* [Given information]:
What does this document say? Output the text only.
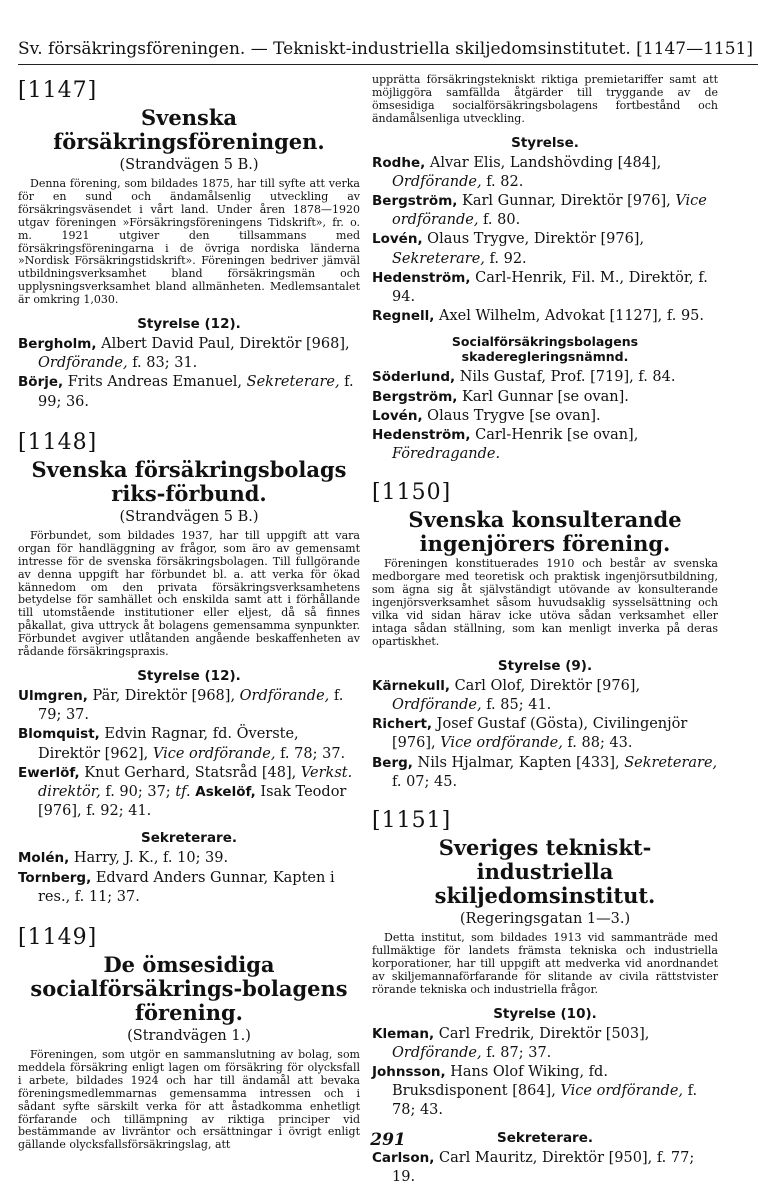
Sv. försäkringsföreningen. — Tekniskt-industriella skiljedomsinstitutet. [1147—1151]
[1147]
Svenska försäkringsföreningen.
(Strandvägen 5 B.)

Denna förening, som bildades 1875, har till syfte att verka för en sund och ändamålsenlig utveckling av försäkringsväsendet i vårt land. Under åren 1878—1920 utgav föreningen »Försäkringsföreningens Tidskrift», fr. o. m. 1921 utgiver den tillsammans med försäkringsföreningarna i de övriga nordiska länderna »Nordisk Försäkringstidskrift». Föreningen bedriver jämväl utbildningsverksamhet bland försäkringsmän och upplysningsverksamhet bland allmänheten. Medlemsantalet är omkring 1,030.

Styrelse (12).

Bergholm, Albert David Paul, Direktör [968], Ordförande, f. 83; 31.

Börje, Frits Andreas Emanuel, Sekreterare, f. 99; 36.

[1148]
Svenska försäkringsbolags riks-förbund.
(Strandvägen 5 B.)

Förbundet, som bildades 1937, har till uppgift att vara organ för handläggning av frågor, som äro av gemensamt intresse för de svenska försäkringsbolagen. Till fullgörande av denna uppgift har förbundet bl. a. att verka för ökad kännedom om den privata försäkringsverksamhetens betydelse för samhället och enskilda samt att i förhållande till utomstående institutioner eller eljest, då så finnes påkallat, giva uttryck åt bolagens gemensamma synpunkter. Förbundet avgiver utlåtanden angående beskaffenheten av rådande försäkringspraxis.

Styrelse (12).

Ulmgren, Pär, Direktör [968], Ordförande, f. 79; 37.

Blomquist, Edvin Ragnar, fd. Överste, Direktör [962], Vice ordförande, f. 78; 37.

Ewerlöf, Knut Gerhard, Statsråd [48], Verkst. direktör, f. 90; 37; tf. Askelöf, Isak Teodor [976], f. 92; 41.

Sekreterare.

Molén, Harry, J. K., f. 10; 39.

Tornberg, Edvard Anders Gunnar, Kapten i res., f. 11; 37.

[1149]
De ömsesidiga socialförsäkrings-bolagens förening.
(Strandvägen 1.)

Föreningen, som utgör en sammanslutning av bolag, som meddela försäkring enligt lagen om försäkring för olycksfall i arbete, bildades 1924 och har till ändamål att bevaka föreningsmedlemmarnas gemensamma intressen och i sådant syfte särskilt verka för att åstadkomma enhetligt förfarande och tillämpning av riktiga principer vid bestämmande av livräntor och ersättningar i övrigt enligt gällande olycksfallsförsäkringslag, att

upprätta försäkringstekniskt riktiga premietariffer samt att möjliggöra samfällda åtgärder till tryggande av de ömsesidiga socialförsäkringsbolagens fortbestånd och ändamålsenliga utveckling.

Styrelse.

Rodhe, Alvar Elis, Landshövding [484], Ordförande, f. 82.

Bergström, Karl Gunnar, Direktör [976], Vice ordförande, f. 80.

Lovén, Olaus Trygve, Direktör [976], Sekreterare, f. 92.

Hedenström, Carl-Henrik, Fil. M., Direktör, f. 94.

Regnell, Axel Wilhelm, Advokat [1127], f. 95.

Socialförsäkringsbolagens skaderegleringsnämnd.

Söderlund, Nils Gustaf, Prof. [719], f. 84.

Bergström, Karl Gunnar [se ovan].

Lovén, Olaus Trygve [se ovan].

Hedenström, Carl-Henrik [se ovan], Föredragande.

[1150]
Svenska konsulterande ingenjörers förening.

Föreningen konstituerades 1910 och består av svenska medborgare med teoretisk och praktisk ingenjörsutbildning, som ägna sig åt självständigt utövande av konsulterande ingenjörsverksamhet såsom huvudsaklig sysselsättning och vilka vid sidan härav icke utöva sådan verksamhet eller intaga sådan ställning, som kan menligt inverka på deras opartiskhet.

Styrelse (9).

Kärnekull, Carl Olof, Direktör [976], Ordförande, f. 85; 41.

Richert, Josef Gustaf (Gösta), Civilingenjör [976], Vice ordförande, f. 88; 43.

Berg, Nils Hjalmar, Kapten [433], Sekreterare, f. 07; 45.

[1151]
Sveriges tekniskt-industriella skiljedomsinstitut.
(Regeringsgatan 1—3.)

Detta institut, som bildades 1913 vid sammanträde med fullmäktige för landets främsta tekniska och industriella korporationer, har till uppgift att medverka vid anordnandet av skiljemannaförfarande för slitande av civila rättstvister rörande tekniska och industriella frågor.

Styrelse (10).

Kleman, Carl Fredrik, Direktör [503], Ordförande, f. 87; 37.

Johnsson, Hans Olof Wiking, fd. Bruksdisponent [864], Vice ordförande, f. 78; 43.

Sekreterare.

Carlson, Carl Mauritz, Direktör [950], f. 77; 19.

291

* [Objective]: Pick out every line above that holds the word "Styrelse" and copy it.

* [The output]:
Styrelse (12).
Styrelse (12).
Styrelse.
Styrelse (9).
Styrelse (10).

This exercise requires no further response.